# [Given instruction]
Return each line of the data below exactly, omitting any pictures.

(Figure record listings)
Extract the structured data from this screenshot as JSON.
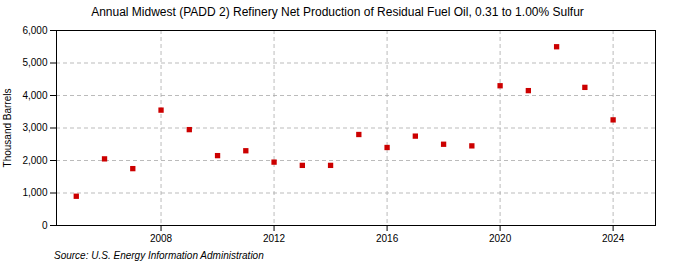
{
  "chart_data": {
    "type": "scatter",
    "title": "Annual Midwest (PADD 2) Refinery Net Production of Residual Fuel Oil, 0.31 to 1.00% Sulfur",
    "ylabel": "Thousand Barrels",
    "source": "Source: U.S. Energy Information Administration",
    "x": [
      2005,
      2006,
      2007,
      2008,
      2009,
      2010,
      2011,
      2012,
      2013,
      2014,
      2015,
      2016,
      2017,
      2018,
      2019,
      2020,
      2021,
      2022,
      2023,
      2024
    ],
    "values": [
      900,
      2050,
      1750,
      3550,
      2950,
      2150,
      2300,
      1950,
      1850,
      1850,
      2800,
      2400,
      2750,
      2500,
      2450,
      4300,
      4150,
      5500,
      4250,
      3250
    ],
    "color": "#cc0000",
    "marker": "square",
    "xlim": [
      2004.3,
      2025.5
    ],
    "xticks": [
      2008,
      2012,
      2016,
      2020,
      2024
    ],
    "ylim": [
      0,
      6000
    ],
    "yticks": [
      0,
      {
        "value": 1000,
        "label": "1,000"
      },
      {
        "value": 2000,
        "label": "2,000"
      },
      {
        "value": 3000,
        "label": "3,000"
      },
      {
        "value": 4000,
        "label": "4,000"
      },
      {
        "value": 5000,
        "label": "5,000"
      },
      {
        "value": 6000,
        "label": "6,000"
      }
    ],
    "grid": true
  }
}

# [The result]
Extract the structured data from this screenshot as JSON.
{
  "chart_data": {
    "type": "scatter",
    "title": "Annual Midwest (PADD 2) Refinery Net Production of Residual Fuel Oil, 0.31 to 1.00% Sulfur",
    "ylabel": "Thousand Barrels",
    "source": "Source: U.S. Energy Information Administration",
    "x": [
      2005,
      2006,
      2007,
      2008,
      2009,
      2010,
      2011,
      2012,
      2013,
      2014,
      2015,
      2016,
      2017,
      2018,
      2019,
      2020,
      2021,
      2022,
      2023,
      2024
    ],
    "values": [
      900,
      2050,
      1750,
      3550,
      2950,
      2150,
      2300,
      1950,
      1850,
      1850,
      2800,
      2400,
      2750,
      2500,
      2450,
      4300,
      4150,
      5500,
      4250,
      3250
    ],
    "color": "#cc0000",
    "marker": "square",
    "xlim": [
      2004.3,
      2025.5
    ],
    "xticks": [
      2008,
      2012,
      2016,
      2020,
      2024
    ],
    "ylim": [
      0,
      6000
    ],
    "yticks": [
      0,
      {
        "value": 1000,
        "label": "1,000"
      },
      {
        "value": 2000,
        "label": "2,000"
      },
      {
        "value": 3000,
        "label": "3,000"
      },
      {
        "value": 4000,
        "label": "4,000"
      },
      {
        "value": 5000,
        "label": "5,000"
      },
      {
        "value": 6000,
        "label": "6,000"
      }
    ],
    "grid": true
  }
}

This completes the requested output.